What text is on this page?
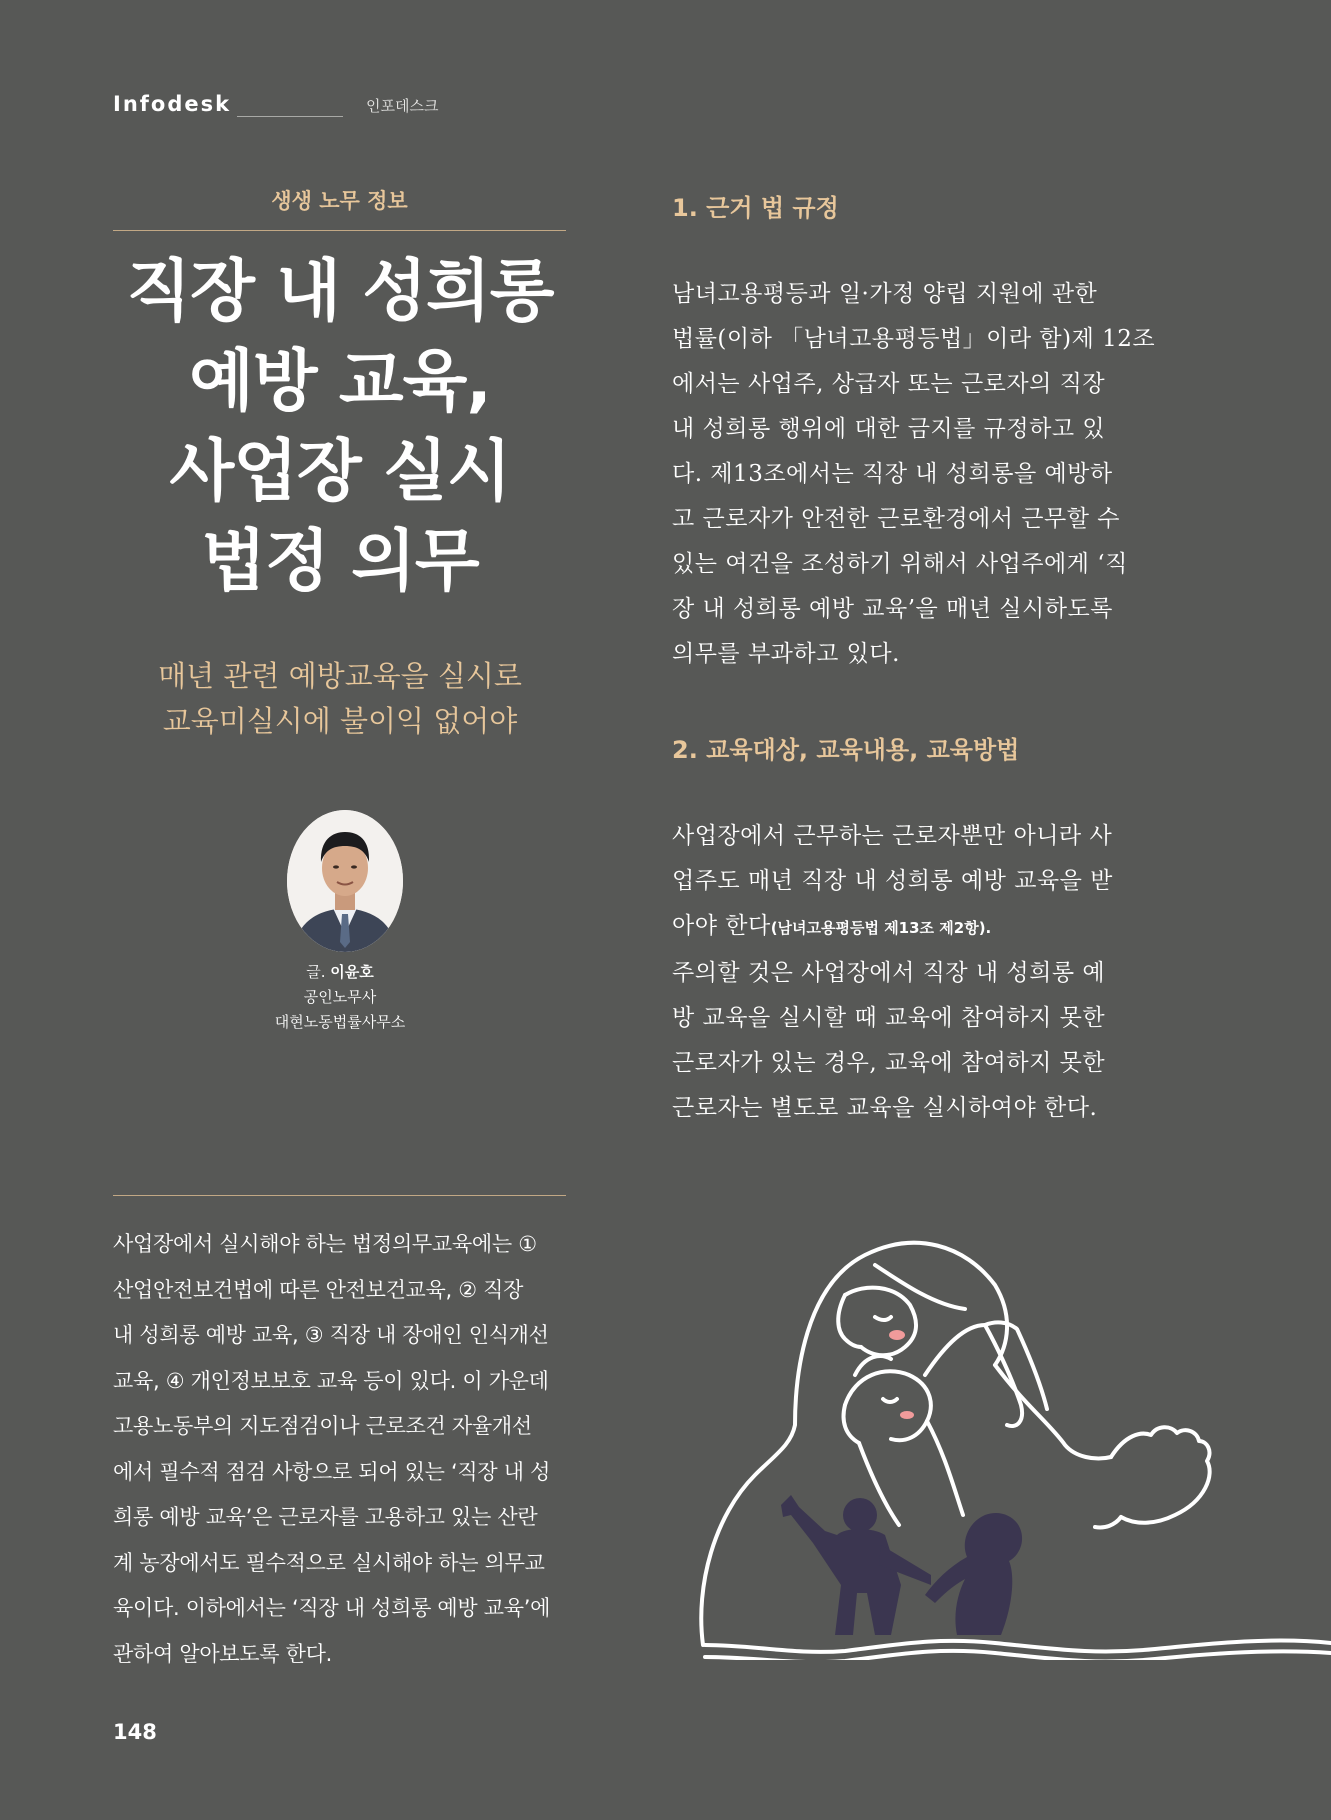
Infodesk	인포데스크
생생 노무 정보
직장 내 성희롱
예방 교육,
사업장 실시
법정 의무
매년 관련 예방교육을 실시로
교육미실시에 불이익 없어야
글. 이윤호
공인노무사
대현노동법률사무소
사업장에서 실시해야 하는 법정의무교육에는 ①
산업안전보건법에 따른 안전보건교육, ② 직장
내 성희롱 예방 교육, ③ 직장 내 장애인 인식개선
교육, ④ 개인정보보호 교육 등이 있다. 이 가운데
고용노동부의 지도점검이나 근로조건 자율개선
에서 필수적 점검 사항으로 되어 있는 ‘직장 내 성
희롱 예방 교육’은 근로자를 고용하고 있는 산란
계 농장에서도 필수적으로 실시해야 하는 의무교
육이다. 이하에서는 ‘직장 내 성희롱 예방 교육’에
관하여 알아보도록 한다.
148
1. 근거 법 규정
남녀고용평등과 일·가정 양립 지원에 관한
법률(이하 「남녀고용평등법」이라 함)제 12조
에서는 사업주, 상급자 또는 근로자의 직장
내 성희롱 행위에 대한 금지를 규정하고 있
다. 제13조에서는 직장 내 성희롱을 예방하
고 근로자가 안전한 근로환경에서 근무할 수
있는 여건을 조성하기 위해서 사업주에게 ‘직
장 내 성희롱 예방 교육’을 매년 실시하도록
의무를 부과하고 있다.
2. 교육대상, 교육내용, 교육방법
사업장에서 근무하는 근로자뿐만 아니라 사
업주도 매년 직장 내 성희롱 예방 교육을 받
아야 한다(남녀고용평등법 제13조 제2항).
주의할 것은 사업장에서 직장 내 성희롱 예
방 교육을 실시할 때 교육에 참여하지 못한
근로자가 있는 경우, 교육에 참여하지 못한
근로자는 별도로 교육을 실시하여야 한다.
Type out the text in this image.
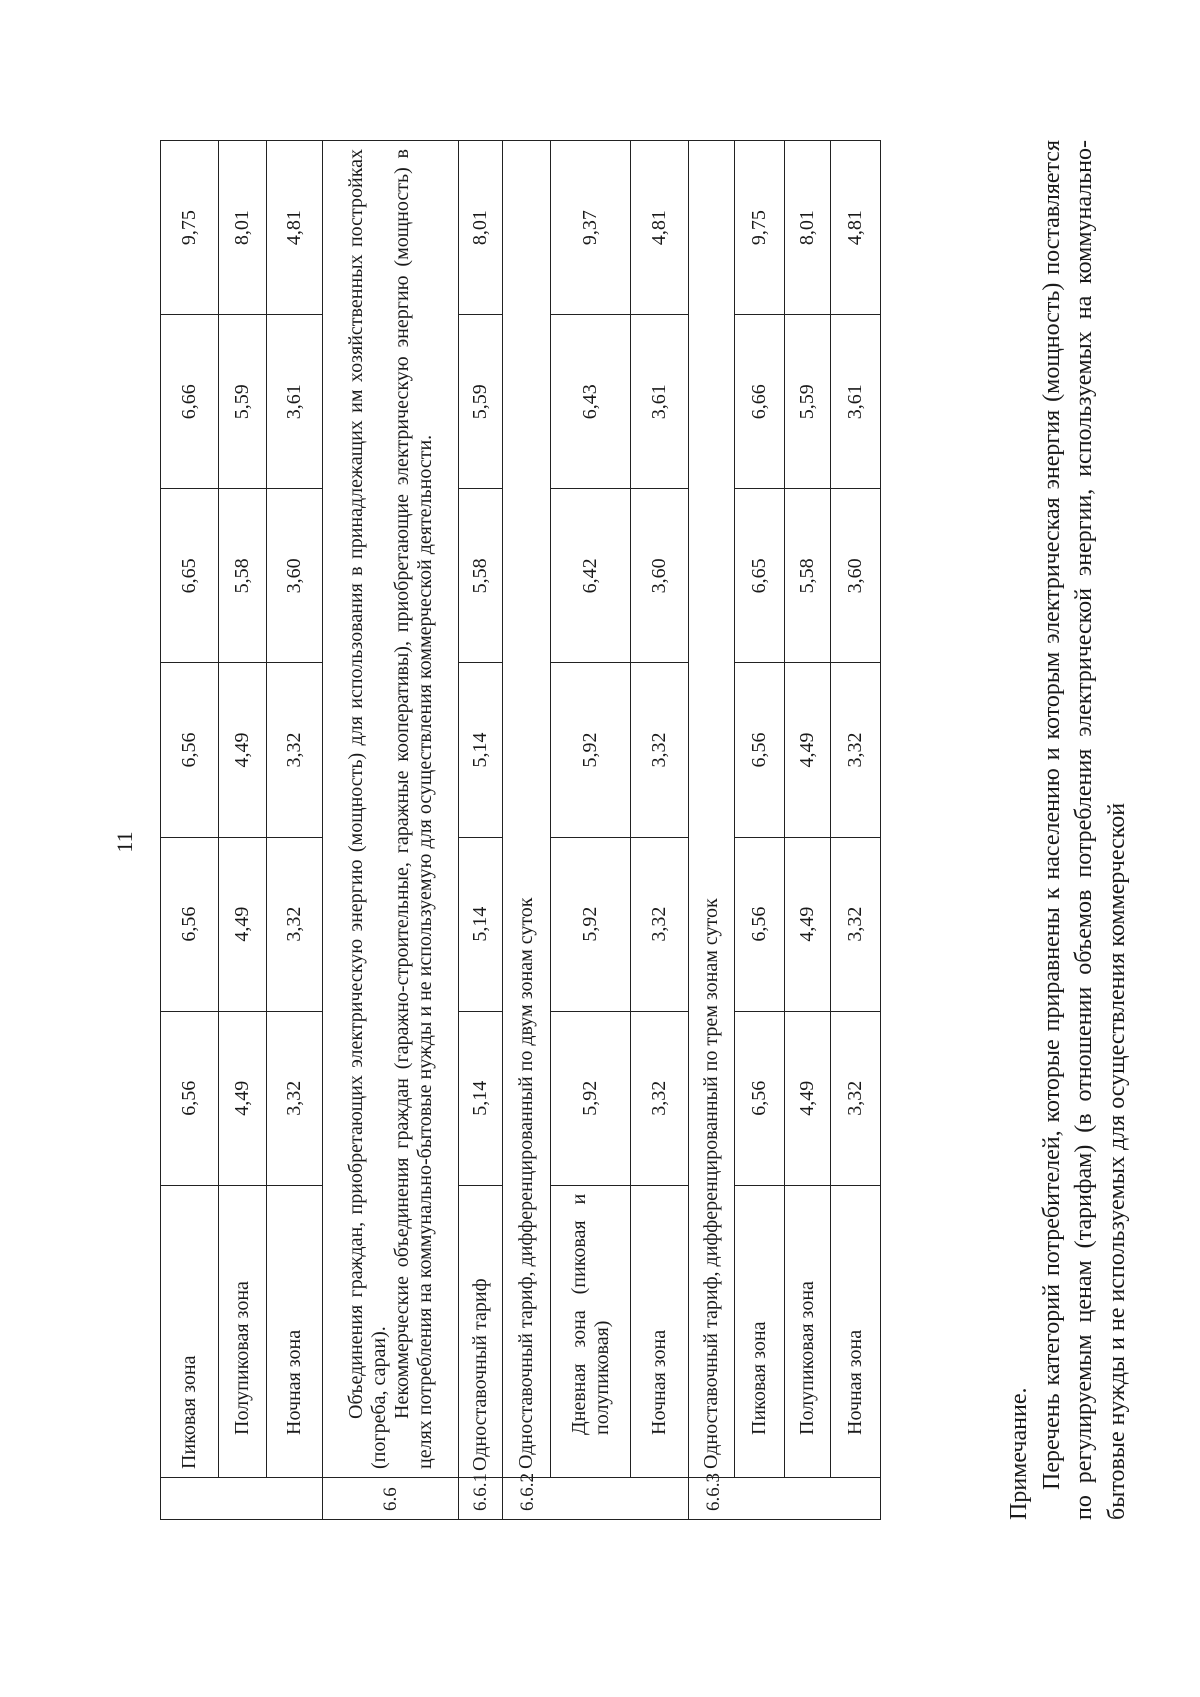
11
	Пиковая зона	6,56	6,56	6,56	6,65	6,66	9,75
	Полупиковая зона	4,49	4,49	4,49	5,58	5,59	8,01
	Ночная зона	3,32	3,32	3,32	3,60	3,61	4,81
6.6	Объединения граждан, приобретающих электрическую энергию (мощность) для использования в принадлежащих им хозяйственных постройках (погреба, сараи). Некоммерческие объединения граждан (гаражно-строительные, гаражные кооперативы), приобретающие электрическую энергию (мощность) в целях потребления на коммунально-бытовые нужды и не используемую для осуществления коммерческой деятельности.						

6.6.1	Одноставочный тариф	5,14	5,14	5,14	5,58	5,59	8,01
6.6.2	Одноставочный тариф, дифференцированный по двум зонам суток						
	Дневная зона (пиковая и полупиковая)	5,92	5,92	5,92	6,42	6,43	9,37
	Ночная зона	3,32	3,32	3,32	3,60	3,61	4,81
6.6.3	Одноставочный тариф, дифференцированный по трем зонам суток						
	Пиковая зона	6,56	6,56	6,56	6,65	6,66	9,75
	Полупиковая зона	4,49	4,49	4,49	5,58	5,59	8,01
	Ночная зона	3,32	3,32	3,32	3,60	3,61	4,81
Примечание. Перечень категорий потребителей, которые приравнены к населению и которым электрическая энергия (мощность) поставляется по регулируемым ценам (тарифам) (в отношении объемов потребления электрической энергии, используемых на коммунально-бытовые нужды и не используемых для осуществления коммерческой
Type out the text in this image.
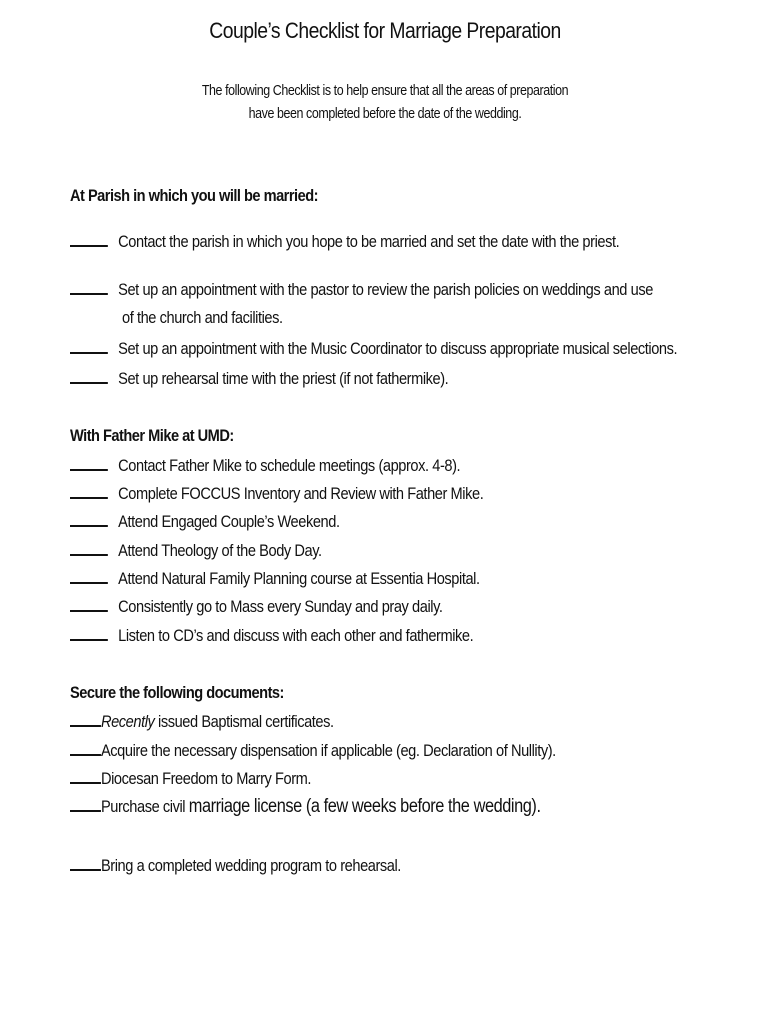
Couple’s Checklist for Marriage Preparation
The following Checklist is to help ensure that all the areas of preparation
have been completed before the date of the wedding.
At Parish in which you will be married:
Contact the parish in which you hope to be married and set the date with the priest.
Set up an appointment with the pastor to review the parish policies on weddings and use
of the church and facilities.
Set up an appointment with the Music Coordinator to discuss appropriate musical selections.
Set up rehearsal time with the priest (if not fathermike).
With Father Mike at UMD:
Contact Father Mike to schedule meetings (approx. 4-8).
Complete FOCCUS Inventory and Review with Father Mike.
Attend Engaged Couple’s Weekend.
Attend Theology of the Body Day.
Attend Natural Family Planning course at Essentia Hospital.
Consistently go to Mass every Sunday and pray daily.
Listen to CD’s and discuss with each other and fathermike.
Secure the following documents:
Recently issued Baptismal certificates.
Acquire the necessary dispensation if applicable (eg. Declaration of Nullity).
Diocesan Freedom to Marry Form.
Purchase civil marriage license (a few weeks before the wedding).
Bring a completed wedding program to rehearsal.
------------------------------------------------------------------------
▶ **What needs to be done**
Transcribe the records above exactly as they appear, leaving out any pictures.

▶ **Finished answer**
What text is on this page?
Infodesk	인포데스크
생생 노무 정보
직장 내 성희롱
예방 교육,
사업장 실시
법정 의무
매년 관련 예방교육을 실시로
교육미실시에 불이익 없어야
글. 이윤호
공인노무사
대현노동법률사무소
사업장에서 실시해야 하는 법정의무교육에는 ①
산업안전보건법에 따른 안전보건교육, ② 직장
내 성희롱 예방 교육, ③ 직장 내 장애인 인식개선
교육, ④ 개인정보보호 교육 등이 있다. 이 가운데
고용노동부의 지도점검이나 근로조건 자율개선
에서 필수적 점검 사항으로 되어 있는 ‘직장 내 성
희롱 예방 교육’은 근로자를 고용하고 있는 산란
계 농장에서도 필수적으로 실시해야 하는 의무교
육이다. 이하에서는 ‘직장 내 성희롱 예방 교육’에
관하여 알아보도록 한다.
148
1. 근거 법 규정
남녀고용평등과 일·가정 양립 지원에 관한
법률(이하 「남녀고용평등법」이라 함)제 12조
에서는 사업주, 상급자 또는 근로자의 직장
내 성희롱 행위에 대한 금지를 규정하고 있
다. 제13조에서는 직장 내 성희롱을 예방하
고 근로자가 안전한 근로환경에서 근무할 수
있는 여건을 조성하기 위해서 사업주에게 ‘직
장 내 성희롱 예방 교육’을 매년 실시하도록
의무를 부과하고 있다.
2. 교육대상, 교육내용, 교육방법
사업장에서 근무하는 근로자뿐만 아니라 사
업주도 매년 직장 내 성희롱 예방 교육을 받
아야 한다(남녀고용평등법 제13조 제2항).
주의할 것은 사업장에서 직장 내 성희롱 예
방 교육을 실시할 때 교육에 참여하지 못한
근로자가 있는 경우, 교육에 참여하지 못한
근로자는 별도로 교육을 실시하여야 한다.
Type out the text in this image.
11
	Пиковая зона	6,56	6,56	6,56	6,65	6,66	9,75
	Полупиковая зона	4,49	4,49	4,49	5,58	5,59	8,01
	Ночная зона	3,32	3,32	3,32	3,60	3,61	4,81
6.6	Объединения граждан, приобретающих электрическую энергию (мощность) для использования в принадлежащих им хозяйственных постройках (погреба, сараи). Некоммерческие объединения граждан (гаражно-строительные, гаражные кооперативы), приобретающие электрическую энергию (мощность) в целях потребления на коммунально-бытовые нужды и не используемую для осуществления коммерческой деятельности.						

6.6.1	Одноставочный тариф	5,14	5,14	5,14	5,58	5,59	8,01
6.6.2	Одноставочный тариф, дифференцированный по двум зонам суток						
	Дневная зона (пиковая и полупиковая)	5,92	5,92	5,92	6,42	6,43	9,37
	Ночная зона	3,32	3,32	3,32	3,60	3,61	4,81
6.6.3	Одноставочный тариф, дифференцированный по трем зонам суток						
	Пиковая зона	6,56	6,56	6,56	6,65	6,66	9,75
	Полупиковая зона	4,49	4,49	4,49	5,58	5,59	8,01
	Ночная зона	3,32	3,32	3,32	3,60	3,61	4,81
Примечание. Перечень категорий потребителей, которые приравнены к населению и которым электрическая энергия (мощность) поставляется по регулируемым ценам (тарифам) (в отношении объемов потребления электрической энергии, используемых на коммунально-бытовые нужды и не используемых для осуществления коммерческой
Type out the text in this image.
Couple’s Checklist for Marriage Preparation
The following Checklist is to help ensure that all the areas of preparation
have been completed before the date of the wedding.
At Parish in which you will be married:
Contact the parish in which you hope to be married and set the date with the priest.
Set up an appointment with the pastor to review the parish policies on weddings and use
of the church and facilities.
Set up an appointment with the Music Coordinator to discuss appropriate musical selections.
Set up rehearsal time with the priest (if not fathermike).
With Father Mike at UMD:
Contact Father Mike to schedule meetings (approx. 4-8).
Complete FOCCUS Inventory and Review with Father Mike.
Attend Engaged Couple’s Weekend.
Attend Theology of the Body Day.
Attend Natural Family Planning course at Essentia Hospital.
Consistently go to Mass every Sunday and pray daily.
Listen to CD’s and discuss with each other and fathermike.
Secure the following documents:
Recently issued Baptismal certificates.
Acquire the necessary dispensation if applicable (eg. Declaration of Nullity).
Diocesan Freedom to Marry Form.
Purchase civil marriage license (a few weeks before the wedding).
Bring a completed wedding program to rehearsal.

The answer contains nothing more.